• _Written request_: Reproduce the entries below in full, word for word.

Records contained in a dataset
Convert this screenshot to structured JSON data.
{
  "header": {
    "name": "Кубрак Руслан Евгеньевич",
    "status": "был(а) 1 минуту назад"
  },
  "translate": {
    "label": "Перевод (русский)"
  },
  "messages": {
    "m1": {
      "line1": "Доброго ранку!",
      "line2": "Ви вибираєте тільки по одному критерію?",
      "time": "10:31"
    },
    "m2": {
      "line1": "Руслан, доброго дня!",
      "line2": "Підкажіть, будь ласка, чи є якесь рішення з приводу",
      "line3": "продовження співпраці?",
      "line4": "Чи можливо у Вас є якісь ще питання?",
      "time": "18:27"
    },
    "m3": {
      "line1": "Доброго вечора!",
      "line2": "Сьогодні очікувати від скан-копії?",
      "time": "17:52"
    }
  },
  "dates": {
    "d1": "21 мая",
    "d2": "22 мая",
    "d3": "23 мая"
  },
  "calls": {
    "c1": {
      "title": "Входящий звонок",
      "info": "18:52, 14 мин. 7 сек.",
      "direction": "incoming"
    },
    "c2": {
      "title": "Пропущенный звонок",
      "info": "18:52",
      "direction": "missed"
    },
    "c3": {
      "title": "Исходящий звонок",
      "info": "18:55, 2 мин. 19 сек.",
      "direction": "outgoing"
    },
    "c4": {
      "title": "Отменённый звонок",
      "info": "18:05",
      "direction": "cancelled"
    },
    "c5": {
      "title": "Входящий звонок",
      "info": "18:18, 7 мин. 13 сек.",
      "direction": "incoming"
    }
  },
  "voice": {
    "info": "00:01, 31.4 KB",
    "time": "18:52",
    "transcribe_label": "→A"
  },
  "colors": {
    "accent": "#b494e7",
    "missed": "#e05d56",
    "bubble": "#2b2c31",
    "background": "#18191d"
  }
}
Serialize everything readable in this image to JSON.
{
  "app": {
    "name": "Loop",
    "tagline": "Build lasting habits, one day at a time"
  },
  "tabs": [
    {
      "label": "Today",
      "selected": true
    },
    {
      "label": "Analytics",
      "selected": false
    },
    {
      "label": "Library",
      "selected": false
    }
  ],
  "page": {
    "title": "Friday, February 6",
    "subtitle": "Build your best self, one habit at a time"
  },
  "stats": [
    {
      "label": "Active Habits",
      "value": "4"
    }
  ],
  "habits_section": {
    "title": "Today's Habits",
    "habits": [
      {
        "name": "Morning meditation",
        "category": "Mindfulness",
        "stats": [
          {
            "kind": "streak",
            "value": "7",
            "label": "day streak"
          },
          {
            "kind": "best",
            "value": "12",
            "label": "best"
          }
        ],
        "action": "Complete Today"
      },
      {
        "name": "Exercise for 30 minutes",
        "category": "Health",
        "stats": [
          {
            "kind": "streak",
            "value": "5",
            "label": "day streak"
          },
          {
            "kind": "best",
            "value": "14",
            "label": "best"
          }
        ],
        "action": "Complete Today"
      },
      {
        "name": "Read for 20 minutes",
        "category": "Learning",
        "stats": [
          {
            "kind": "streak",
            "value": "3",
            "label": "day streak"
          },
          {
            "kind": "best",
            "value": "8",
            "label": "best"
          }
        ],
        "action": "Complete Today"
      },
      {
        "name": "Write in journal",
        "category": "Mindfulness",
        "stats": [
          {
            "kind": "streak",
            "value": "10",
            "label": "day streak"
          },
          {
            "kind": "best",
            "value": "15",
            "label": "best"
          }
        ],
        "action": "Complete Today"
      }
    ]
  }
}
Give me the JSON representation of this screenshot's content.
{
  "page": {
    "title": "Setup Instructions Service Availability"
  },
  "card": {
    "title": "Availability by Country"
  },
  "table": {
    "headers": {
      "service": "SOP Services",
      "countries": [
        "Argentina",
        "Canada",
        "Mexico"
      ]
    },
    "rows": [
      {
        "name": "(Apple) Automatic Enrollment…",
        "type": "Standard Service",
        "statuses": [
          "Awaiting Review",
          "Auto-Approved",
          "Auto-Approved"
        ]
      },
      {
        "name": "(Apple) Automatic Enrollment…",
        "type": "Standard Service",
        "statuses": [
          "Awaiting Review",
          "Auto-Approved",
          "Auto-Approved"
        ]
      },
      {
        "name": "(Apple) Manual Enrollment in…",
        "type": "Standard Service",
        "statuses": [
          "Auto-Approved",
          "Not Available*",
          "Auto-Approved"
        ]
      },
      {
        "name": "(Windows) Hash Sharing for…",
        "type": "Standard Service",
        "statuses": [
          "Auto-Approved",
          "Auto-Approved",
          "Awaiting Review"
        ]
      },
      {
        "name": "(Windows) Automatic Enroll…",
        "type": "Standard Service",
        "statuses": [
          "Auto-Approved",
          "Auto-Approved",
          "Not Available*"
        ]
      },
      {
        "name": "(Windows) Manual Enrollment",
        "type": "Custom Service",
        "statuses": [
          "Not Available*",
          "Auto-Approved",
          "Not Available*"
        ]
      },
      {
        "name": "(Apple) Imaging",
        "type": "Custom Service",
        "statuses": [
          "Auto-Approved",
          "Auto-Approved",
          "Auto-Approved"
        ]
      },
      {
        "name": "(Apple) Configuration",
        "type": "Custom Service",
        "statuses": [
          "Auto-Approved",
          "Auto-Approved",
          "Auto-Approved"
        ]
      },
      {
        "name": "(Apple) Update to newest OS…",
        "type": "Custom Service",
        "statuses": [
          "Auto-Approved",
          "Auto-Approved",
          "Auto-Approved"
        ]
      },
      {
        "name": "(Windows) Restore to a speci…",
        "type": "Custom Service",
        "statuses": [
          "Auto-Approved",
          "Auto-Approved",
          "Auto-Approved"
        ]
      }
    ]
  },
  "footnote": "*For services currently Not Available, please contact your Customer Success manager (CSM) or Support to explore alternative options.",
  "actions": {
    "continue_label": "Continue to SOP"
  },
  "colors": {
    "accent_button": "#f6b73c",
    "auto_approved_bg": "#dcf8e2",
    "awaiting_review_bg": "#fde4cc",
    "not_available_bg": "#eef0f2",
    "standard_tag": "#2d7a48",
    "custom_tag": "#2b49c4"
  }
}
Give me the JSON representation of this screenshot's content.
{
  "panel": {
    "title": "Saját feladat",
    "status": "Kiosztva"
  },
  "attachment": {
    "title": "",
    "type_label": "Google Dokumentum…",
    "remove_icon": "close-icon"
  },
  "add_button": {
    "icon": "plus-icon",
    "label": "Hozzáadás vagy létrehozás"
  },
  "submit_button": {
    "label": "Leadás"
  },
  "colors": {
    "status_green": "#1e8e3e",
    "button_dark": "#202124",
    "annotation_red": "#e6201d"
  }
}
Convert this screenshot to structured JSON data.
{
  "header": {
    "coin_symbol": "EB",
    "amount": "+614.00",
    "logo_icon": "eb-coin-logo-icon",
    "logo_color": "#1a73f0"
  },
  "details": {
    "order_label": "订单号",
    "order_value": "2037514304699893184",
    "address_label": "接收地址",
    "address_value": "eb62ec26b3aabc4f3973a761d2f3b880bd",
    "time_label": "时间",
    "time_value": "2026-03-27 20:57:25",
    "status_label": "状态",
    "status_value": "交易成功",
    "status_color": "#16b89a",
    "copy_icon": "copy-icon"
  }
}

• _Output below_:
Convert this screenshot to structured JSON data.
{
  "header": {
    "name": "Кубрак Руслан Евгеньевич",
    "status": "был(а) 1 минуту назад"
  },
  "translate": {
    "label": "Перевод (русский)"
  },
  "messages": {
    "m1": {
      "line1": "Доброго ранку!",
      "line2": "Ви вибираєте тільки по одному критерію?",
      "time": "10:31"
    },
    "m2": {
      "line1": "Руслан, доброго дня!",
      "line2": "Підкажіть, будь ласка, чи є якесь рішення з приводу",
      "line3": "продовження співпраці?",
      "line4": "Чи можливо у Вас є якісь ще питання?",
      "time": "18:27"
    },
    "m3": {
      "line1": "Доброго вечора!",
      "line2": "Сьогодні очікувати від скан-копії?",
      "time": "17:52"
    }
  },
  "dates": {
    "d1": "21 мая",
    "d2": "22 мая",
    "d3": "23 мая"
  },
  "calls": {
    "c1": {
      "title": "Входящий звонок",
      "info": "18:52, 14 мин. 7 сек.",
      "direction": "incoming"
    },
    "c2": {
      "title": "Пропущенный звонок",
      "info": "18:52",
      "direction": "missed"
    },
    "c3": {
      "title": "Исходящий звонок",
      "info": "18:55, 2 мин. 19 сек.",
      "direction": "outgoing"
    },
    "c4": {
      "title": "Отменённый звонок",
      "info": "18:05",
      "direction": "cancelled"
    },
    "c5": {
      "title": "Входящий звонок",
      "info": "18:18, 7 мин. 13 сек.",
      "direction": "incoming"
    }
  },
  "voice": {
    "info": "00:01, 31.4 KB",
    "time": "18:52",
    "transcribe_label": "→A"
  },
  "colors": {
    "accent": "#b494e7",
    "missed": "#e05d56",
    "bubble": "#2b2c31",
    "background": "#18191d"
  }
}
Serialize everything readable in this image to JSON.
{
  "app": {
    "name": "Loop",
    "tagline": "Build lasting habits, one day at a time"
  },
  "tabs": [
    {
      "label": "Today",
      "selected": true
    },
    {
      "label": "Analytics",
      "selected": false
    },
    {
      "label": "Library",
      "selected": false
    }
  ],
  "page": {
    "title": "Friday, February 6",
    "subtitle": "Build your best self, one habit at a time"
  },
  "stats": [
    {
      "label": "Active Habits",
      "value": "4"
    }
  ],
  "habits_section": {
    "title": "Today's Habits",
    "habits": [
      {
        "name": "Morning meditation",
        "category": "Mindfulness",
        "stats": [
          {
            "kind": "streak",
            "value": "7",
            "label": "day streak"
          },
          {
            "kind": "best",
            "value": "12",
            "label": "best"
          }
        ],
        "action": "Complete Today"
      },
      {
        "name": "Exercise for 30 minutes",
        "category": "Health",
        "stats": [
          {
            "kind": "streak",
            "value": "5",
            "label": "day streak"
          },
          {
            "kind": "best",
            "value": "14",
            "label": "best"
          }
        ],
        "action": "Complete Today"
      },
      {
        "name": "Read for 20 minutes",
        "category": "Learning",
        "stats": [
          {
            "kind": "streak",
            "value": "3",
            "label": "day streak"
          },
          {
            "kind": "best",
            "value": "8",
            "label": "best"
          }
        ],
        "action": "Complete Today"
      },
      {
        "name": "Write in journal",
        "category": "Mindfulness",
        "stats": [
          {
            "kind": "streak",
            "value": "10",
            "label": "day streak"
          },
          {
            "kind": "best",
            "value": "15",
            "label": "best"
          }
        ],
        "action": "Complete Today"
      }
    ]
  }
}
Give me the JSON representation of this screenshot's content.
{
  "page": {
    "title": "Setup Instructions Service Availability"
  },
  "card": {
    "title": "Availability by Country"
  },
  "table": {
    "headers": {
      "service": "SOP Services",
      "countries": [
        "Argentina",
        "Canada",
        "Mexico"
      ]
    },
    "rows": [
      {
        "name": "(Apple) Automatic Enrollment…",
        "type": "Standard Service",
        "statuses": [
          "Awaiting Review",
          "Auto-Approved",
          "Auto-Approved"
        ]
      },
      {
        "name": "(Apple) Automatic Enrollment…",
        "type": "Standard Service",
        "statuses": [
          "Awaiting Review",
          "Auto-Approved",
          "Auto-Approved"
        ]
      },
      {
        "name": "(Apple) Manual Enrollment in…",
        "type": "Standard Service",
        "statuses": [
          "Auto-Approved",
          "Not Available*",
          "Auto-Approved"
        ]
      },
      {
        "name": "(Windows) Hash Sharing for…",
        "type": "Standard Service",
        "statuses": [
          "Auto-Approved",
          "Auto-Approved",
          "Awaiting Review"
        ]
      },
      {
        "name": "(Windows) Automatic Enroll…",
        "type": "Standard Service",
        "statuses": [
          "Auto-Approved",
          "Auto-Approved",
          "Not Available*"
        ]
      },
      {
        "name": "(Windows) Manual Enrollment",
        "type": "Custom Service",
        "statuses": [
          "Not Available*",
          "Auto-Approved",
          "Not Available*"
        ]
      },
      {
        "name": "(Apple) Imaging",
        "type": "Custom Service",
        "statuses": [
          "Auto-Approved",
          "Auto-Approved",
          "Auto-Approved"
        ]
      },
      {
        "name": "(Apple) Configuration",
        "type": "Custom Service",
        "statuses": [
          "Auto-Approved",
          "Auto-Approved",
          "Auto-Approved"
        ]
      },
      {
        "name": "(Apple) Update to newest OS…",
        "type": "Custom Service",
        "statuses": [
          "Auto-Approved",
          "Auto-Approved",
          "Auto-Approved"
        ]
      },
      {
        "name": "(Windows) Restore to a speci…",
        "type": "Custom Service",
        "statuses": [
          "Auto-Approved",
          "Auto-Approved",
          "Auto-Approved"
        ]
      }
    ]
  },
  "footnote": "*For services currently Not Available, please contact your Customer Success manager (CSM) or Support to explore alternative options.",
  "actions": {
    "continue_label": "Continue to SOP"
  },
  "colors": {
    "accent_button": "#f6b73c",
    "auto_approved_bg": "#dcf8e2",
    "awaiting_review_bg": "#fde4cc",
    "not_available_bg": "#eef0f2",
    "standard_tag": "#2d7a48",
    "custom_tag": "#2b49c4"
  }
}
Give me the JSON representation of this screenshot's content.
{
  "panel": {
    "title": "Saját feladat",
    "status": "Kiosztva"
  },
  "attachment": {
    "title": "",
    "type_label": "Google Dokumentum…",
    "remove_icon": "close-icon"
  },
  "add_button": {
    "icon": "plus-icon",
    "label": "Hozzáadás vagy létrehozás"
  },
  "submit_button": {
    "label": "Leadás"
  },
  "colors": {
    "status_green": "#1e8e3e",
    "button_dark": "#202124",
    "annotation_red": "#e6201d"
  }
}
Convert this screenshot to structured JSON data.
{
  "header": {
    "coin_symbol": "EB",
    "amount": "+614.00",
    "logo_icon": "eb-coin-logo-icon",
    "logo_color": "#1a73f0"
  },
  "details": {
    "order_label": "订单号",
    "order_value": "2037514304699893184",
    "address_label": "接收地址",
    "address_value": "eb62ec26b3aabc4f3973a761d2f3b880bd",
    "time_label": "时间",
    "time_value": "2026-03-27 20:57:25",
    "status_label": "状态",
    "status_value": "交易成功",
    "status_color": "#16b89a",
    "copy_icon": "copy-icon"
  }
}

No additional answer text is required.